Dataset rows
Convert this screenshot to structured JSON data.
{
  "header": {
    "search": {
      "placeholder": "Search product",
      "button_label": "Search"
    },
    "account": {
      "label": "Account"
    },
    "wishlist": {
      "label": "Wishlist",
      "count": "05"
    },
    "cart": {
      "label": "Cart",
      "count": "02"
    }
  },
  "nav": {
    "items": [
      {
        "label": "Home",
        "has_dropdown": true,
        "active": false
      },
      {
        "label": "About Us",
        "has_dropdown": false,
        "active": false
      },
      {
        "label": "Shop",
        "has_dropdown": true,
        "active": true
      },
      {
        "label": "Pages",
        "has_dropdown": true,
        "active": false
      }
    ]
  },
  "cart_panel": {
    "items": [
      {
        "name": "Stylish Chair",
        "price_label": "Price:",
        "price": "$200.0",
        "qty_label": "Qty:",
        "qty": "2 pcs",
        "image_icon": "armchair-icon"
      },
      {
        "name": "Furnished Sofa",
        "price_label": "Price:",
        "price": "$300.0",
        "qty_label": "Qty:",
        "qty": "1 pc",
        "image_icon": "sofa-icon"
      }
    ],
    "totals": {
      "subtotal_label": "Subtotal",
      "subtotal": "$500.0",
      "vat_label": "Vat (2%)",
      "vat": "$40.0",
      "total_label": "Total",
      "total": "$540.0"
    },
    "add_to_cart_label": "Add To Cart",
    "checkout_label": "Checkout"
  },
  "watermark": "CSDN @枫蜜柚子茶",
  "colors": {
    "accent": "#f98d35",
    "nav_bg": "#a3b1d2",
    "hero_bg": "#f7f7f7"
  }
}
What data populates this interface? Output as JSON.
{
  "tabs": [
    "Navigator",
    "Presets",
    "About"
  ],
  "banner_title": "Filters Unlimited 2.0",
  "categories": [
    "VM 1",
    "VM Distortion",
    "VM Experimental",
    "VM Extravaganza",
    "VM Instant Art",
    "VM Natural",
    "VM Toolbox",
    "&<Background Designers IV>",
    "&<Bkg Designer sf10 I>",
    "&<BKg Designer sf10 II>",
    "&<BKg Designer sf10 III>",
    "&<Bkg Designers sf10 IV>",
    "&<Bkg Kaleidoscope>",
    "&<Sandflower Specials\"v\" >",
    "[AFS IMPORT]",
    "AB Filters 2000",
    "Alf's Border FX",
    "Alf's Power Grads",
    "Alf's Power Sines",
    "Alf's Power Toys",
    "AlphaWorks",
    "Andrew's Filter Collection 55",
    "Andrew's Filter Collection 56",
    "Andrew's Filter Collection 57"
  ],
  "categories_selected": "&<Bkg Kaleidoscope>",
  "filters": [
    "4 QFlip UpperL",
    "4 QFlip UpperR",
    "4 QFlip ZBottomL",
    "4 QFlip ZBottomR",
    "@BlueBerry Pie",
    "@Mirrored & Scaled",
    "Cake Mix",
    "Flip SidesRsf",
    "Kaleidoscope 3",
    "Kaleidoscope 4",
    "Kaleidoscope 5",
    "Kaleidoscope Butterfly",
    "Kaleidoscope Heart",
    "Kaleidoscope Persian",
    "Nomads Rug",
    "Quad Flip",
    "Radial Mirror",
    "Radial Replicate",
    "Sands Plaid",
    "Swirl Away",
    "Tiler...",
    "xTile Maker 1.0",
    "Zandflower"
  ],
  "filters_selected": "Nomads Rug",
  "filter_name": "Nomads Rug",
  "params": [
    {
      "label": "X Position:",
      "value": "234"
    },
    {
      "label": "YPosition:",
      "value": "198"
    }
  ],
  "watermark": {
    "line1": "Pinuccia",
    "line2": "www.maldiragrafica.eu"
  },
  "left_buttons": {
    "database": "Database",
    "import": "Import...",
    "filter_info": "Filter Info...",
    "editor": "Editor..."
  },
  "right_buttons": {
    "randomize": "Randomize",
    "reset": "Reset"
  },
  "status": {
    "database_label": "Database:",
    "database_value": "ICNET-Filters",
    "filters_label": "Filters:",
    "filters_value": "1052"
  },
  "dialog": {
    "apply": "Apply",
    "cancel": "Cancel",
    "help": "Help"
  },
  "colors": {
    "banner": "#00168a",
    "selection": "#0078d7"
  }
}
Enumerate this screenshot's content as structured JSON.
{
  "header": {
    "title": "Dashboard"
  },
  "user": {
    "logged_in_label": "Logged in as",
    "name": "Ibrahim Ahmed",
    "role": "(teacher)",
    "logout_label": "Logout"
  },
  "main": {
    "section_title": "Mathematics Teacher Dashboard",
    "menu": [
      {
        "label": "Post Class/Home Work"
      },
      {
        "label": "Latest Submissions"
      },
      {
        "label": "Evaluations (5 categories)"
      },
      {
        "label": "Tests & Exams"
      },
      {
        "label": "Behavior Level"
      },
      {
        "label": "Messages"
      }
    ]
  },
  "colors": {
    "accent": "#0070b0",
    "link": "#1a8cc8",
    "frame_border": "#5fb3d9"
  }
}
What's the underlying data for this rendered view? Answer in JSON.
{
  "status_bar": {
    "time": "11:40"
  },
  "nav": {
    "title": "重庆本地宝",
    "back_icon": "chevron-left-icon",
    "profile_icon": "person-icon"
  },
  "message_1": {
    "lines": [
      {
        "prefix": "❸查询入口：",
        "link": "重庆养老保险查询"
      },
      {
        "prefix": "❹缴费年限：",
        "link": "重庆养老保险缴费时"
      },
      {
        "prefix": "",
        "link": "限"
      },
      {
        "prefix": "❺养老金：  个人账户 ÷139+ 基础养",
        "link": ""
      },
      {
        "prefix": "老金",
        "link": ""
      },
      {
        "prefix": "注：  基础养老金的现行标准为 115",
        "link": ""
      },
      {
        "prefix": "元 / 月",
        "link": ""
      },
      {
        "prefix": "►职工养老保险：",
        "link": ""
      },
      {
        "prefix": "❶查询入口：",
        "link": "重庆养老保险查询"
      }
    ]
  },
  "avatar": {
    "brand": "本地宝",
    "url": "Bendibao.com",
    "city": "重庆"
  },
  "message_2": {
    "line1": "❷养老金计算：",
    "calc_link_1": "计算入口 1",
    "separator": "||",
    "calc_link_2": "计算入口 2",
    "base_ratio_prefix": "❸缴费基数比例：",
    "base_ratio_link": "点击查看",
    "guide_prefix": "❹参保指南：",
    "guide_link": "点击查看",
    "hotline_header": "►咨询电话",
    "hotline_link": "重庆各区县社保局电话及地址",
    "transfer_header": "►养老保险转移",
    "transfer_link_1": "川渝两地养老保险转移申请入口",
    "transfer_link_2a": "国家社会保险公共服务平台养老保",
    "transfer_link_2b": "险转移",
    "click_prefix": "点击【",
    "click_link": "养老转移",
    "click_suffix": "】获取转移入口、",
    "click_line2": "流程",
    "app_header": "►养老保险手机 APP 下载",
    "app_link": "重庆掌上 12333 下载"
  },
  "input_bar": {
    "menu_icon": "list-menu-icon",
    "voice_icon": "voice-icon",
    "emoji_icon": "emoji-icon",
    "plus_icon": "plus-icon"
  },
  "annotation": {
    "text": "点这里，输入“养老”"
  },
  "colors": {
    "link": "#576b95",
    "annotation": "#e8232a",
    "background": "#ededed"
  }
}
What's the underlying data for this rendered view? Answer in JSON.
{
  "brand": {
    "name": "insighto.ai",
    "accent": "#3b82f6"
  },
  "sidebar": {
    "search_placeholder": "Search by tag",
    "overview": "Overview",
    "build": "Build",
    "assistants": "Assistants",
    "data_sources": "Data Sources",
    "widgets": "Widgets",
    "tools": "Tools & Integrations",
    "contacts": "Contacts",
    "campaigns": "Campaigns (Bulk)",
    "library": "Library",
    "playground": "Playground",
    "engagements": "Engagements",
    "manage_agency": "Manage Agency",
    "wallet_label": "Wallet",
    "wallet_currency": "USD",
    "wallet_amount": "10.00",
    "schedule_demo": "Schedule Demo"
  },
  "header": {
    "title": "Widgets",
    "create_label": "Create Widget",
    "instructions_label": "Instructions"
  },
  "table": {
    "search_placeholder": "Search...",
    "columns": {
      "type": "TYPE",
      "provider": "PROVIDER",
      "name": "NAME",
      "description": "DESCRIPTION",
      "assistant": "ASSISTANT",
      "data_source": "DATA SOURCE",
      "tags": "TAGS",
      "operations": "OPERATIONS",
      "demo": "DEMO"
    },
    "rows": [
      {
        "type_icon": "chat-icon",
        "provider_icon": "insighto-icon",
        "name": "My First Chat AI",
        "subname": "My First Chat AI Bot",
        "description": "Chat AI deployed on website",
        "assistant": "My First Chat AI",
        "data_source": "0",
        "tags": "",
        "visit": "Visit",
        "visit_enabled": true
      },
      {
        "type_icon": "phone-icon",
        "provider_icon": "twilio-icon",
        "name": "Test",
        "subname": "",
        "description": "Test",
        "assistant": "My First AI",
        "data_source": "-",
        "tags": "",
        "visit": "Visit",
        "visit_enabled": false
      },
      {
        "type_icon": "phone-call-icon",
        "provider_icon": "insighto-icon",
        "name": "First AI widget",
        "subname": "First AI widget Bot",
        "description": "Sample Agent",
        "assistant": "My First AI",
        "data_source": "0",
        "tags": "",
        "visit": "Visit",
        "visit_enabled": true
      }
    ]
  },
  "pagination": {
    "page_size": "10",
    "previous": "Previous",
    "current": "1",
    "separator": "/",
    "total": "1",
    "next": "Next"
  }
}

§ Problem to work on
Take every line above carrying "Andrew" and return it.

§ Solution to the exercise
    "Andrew's Filter Collection 55",
    "Andrew's Filter Collection 56",
    "Andrew's Filter Collection 57"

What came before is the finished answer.